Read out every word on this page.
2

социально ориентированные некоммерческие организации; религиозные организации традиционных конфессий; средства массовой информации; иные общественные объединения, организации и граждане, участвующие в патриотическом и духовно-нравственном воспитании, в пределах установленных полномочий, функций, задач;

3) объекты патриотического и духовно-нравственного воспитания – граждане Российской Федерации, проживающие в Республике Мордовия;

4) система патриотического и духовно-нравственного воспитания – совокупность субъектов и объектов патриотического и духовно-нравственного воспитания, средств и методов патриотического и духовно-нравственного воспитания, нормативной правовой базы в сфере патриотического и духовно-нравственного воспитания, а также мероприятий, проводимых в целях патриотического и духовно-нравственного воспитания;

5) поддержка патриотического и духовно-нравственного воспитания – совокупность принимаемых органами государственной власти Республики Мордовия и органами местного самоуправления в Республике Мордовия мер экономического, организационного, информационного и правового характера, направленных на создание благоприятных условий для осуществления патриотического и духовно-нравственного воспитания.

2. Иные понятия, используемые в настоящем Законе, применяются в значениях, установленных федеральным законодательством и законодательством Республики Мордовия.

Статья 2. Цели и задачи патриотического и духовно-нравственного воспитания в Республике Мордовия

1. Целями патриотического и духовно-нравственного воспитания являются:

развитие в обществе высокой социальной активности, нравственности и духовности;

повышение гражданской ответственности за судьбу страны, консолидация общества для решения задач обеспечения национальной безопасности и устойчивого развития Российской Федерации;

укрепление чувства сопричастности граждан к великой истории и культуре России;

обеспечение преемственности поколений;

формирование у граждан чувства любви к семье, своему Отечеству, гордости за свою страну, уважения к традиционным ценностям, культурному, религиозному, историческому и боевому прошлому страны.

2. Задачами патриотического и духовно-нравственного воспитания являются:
————
◆ **Problem statement**:
Write out the whole listing exactly.

◆ **Final result**:
Read out every word on this page.
2

социально ориентированные некоммерческие организации; религиозные организации традиционных конфессий; средства массовой информации; иные общественные объединения, организации и граждане, участвующие в патриотическом и духовно-нравственном воспитании, в пределах установленных полномочий, функций, задач;

3) объекты патриотического и духовно-нравственного воспитания – граждане Российской Федерации, проживающие в Республике Мордовия;

4) система патриотического и духовно-нравственного воспитания – совокупность субъектов и объектов патриотического и духовно-нравственного воспитания, средств и методов патриотического и духовно-нравственного воспитания, нормативной правовой базы в сфере патриотического и духовно-нравственного воспитания, а также мероприятий, проводимых в целях патриотического и духовно-нравственного воспитания;

5) поддержка патриотического и духовно-нравственного воспитания – совокупность принимаемых органами государственной власти Республики Мордовия и органами местного самоуправления в Республике Мордовия мер экономического, организационного, информационного и правового характера, направленных на создание благоприятных условий для осуществления патриотического и духовно-нравственного воспитания.

2. Иные понятия, используемые в настоящем Законе, применяются в значениях, установленных федеральным законодательством и законодательством Республики Мордовия.

Статья 2. Цели и задачи патриотического и духовно-нравственного воспитания в Республике Мордовия

1. Целями патриотического и духовно-нравственного воспитания являются:

развитие в обществе высокой социальной активности, нравственности и духовности;

повышение гражданской ответственности за судьбу страны, консолидация общества для решения задач обеспечения национальной безопасности и устойчивого развития Российской Федерации;

укрепление чувства сопричастности граждан к великой истории и культуре России;

обеспечение преемственности поколений;

формирование у граждан чувства любви к семье, своему Отечеству, гордости за свою страну, уважения к традиционным ценностям, культурному, религиозному, историческому и боевому прошлому страны.

2. Задачами патриотического и духовно-нравственного воспитания являются:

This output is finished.